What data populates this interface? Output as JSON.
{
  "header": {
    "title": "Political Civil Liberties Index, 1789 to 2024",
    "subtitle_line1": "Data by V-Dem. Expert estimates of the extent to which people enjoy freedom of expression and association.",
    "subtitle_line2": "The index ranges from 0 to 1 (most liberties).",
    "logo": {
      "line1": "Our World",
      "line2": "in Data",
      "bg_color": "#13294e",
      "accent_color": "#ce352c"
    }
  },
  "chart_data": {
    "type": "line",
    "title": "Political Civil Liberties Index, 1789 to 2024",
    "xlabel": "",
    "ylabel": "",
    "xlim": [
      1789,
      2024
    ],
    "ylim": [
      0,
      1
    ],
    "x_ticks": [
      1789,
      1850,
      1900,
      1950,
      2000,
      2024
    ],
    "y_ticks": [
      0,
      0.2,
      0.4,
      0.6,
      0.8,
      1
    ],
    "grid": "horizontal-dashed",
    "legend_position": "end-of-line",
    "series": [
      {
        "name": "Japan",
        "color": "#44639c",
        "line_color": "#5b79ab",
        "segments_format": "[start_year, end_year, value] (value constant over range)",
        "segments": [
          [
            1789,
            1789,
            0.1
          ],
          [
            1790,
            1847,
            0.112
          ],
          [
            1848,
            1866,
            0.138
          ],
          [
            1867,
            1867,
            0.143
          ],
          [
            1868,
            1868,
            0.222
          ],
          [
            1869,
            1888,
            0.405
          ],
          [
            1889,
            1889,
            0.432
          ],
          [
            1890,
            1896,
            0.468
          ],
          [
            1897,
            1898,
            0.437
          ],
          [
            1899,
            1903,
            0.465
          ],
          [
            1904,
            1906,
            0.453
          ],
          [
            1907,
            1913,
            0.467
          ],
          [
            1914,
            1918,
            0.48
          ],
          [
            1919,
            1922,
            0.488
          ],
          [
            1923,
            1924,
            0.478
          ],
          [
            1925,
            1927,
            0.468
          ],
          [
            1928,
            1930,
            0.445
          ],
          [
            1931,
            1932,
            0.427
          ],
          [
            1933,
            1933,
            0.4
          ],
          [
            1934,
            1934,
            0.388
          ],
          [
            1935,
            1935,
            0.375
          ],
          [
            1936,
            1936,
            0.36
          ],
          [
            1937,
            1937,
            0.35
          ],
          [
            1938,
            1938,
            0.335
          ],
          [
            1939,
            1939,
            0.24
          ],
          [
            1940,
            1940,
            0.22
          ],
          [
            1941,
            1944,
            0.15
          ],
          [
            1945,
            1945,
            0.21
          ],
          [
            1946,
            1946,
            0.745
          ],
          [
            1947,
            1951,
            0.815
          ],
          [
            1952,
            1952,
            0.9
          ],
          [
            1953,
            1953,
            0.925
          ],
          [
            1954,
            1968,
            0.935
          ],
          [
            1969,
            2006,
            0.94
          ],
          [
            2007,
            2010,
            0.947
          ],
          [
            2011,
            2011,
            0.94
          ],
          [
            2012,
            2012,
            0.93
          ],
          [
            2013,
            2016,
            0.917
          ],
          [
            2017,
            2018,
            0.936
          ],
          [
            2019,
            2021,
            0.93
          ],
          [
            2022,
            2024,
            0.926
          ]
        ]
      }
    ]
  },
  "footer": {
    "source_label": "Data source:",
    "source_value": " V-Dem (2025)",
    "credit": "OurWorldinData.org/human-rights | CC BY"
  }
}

————

Extract the full listing above without alteration.

→ Answer for the task
What data populates this interface? Output as JSON.
{
  "header": {
    "title": "Political Civil Liberties Index, 1789 to 2024",
    "subtitle_line1": "Data by V-Dem. Expert estimates of the extent to which people enjoy freedom of expression and association.",
    "subtitle_line2": "The index ranges from 0 to 1 (most liberties).",
    "logo": {
      "line1": "Our World",
      "line2": "in Data",
      "bg_color": "#13294e",
      "accent_color": "#ce352c"
    }
  },
  "chart_data": {
    "type": "line",
    "title": "Political Civil Liberties Index, 1789 to 2024",
    "xlabel": "",
    "ylabel": "",
    "xlim": [
      1789,
      2024
    ],
    "ylim": [
      0,
      1
    ],
    "x_ticks": [
      1789,
      1850,
      1900,
      1950,
      2000,
      2024
    ],
    "y_ticks": [
      0,
      0.2,
      0.4,
      0.6,
      0.8,
      1
    ],
    "grid": "horizontal-dashed",
    "legend_position": "end-of-line",
    "series": [
      {
        "name": "Japan",
        "color": "#44639c",
        "line_color": "#5b79ab",
        "segments_format": "[start_year, end_year, value] (value constant over range)",
        "segments": [
          [
            1789,
            1789,
            0.1
          ],
          [
            1790,
            1847,
            0.112
          ],
          [
            1848,
            1866,
            0.138
          ],
          [
            1867,
            1867,
            0.143
          ],
          [
            1868,
            1868,
            0.222
          ],
          [
            1869,
            1888,
            0.405
          ],
          [
            1889,
            1889,
            0.432
          ],
          [
            1890,
            1896,
            0.468
          ],
          [
            1897,
            1898,
            0.437
          ],
          [
            1899,
            1903,
            0.465
          ],
          [
            1904,
            1906,
            0.453
          ],
          [
            1907,
            1913,
            0.467
          ],
          [
            1914,
            1918,
            0.48
          ],
          [
            1919,
            1922,
            0.488
          ],
          [
            1923,
            1924,
            0.478
          ],
          [
            1925,
            1927,
            0.468
          ],
          [
            1928,
            1930,
            0.445
          ],
          [
            1931,
            1932,
            0.427
          ],
          [
            1933,
            1933,
            0.4
          ],
          [
            1934,
            1934,
            0.388
          ],
          [
            1935,
            1935,
            0.375
          ],
          [
            1936,
            1936,
            0.36
          ],
          [
            1937,
            1937,
            0.35
          ],
          [
            1938,
            1938,
            0.335
          ],
          [
            1939,
            1939,
            0.24
          ],
          [
            1940,
            1940,
            0.22
          ],
          [
            1941,
            1944,
            0.15
          ],
          [
            1945,
            1945,
            0.21
          ],
          [
            1946,
            1946,
            0.745
          ],
          [
            1947,
            1951,
            0.815
          ],
          [
            1952,
            1952,
            0.9
          ],
          [
            1953,
            1953,
            0.925
          ],
          [
            1954,
            1968,
            0.935
          ],
          [
            1969,
            2006,
            0.94
          ],
          [
            2007,
            2010,
            0.947
          ],
          [
            2011,
            2011,
            0.94
          ],
          [
            2012,
            2012,
            0.93
          ],
          [
            2013,
            2016,
            0.917
          ],
          [
            2017,
            2018,
            0.936
          ],
          [
            2019,
            2021,
            0.93
          ],
          [
            2022,
            2024,
            0.926
          ]
        ]
      }
    ]
  },
  "footer": {
    "source_label": "Data source:",
    "source_value": " V-Dem (2025)",
    "credit": "OurWorldinData.org/human-rights | CC BY"
  }
}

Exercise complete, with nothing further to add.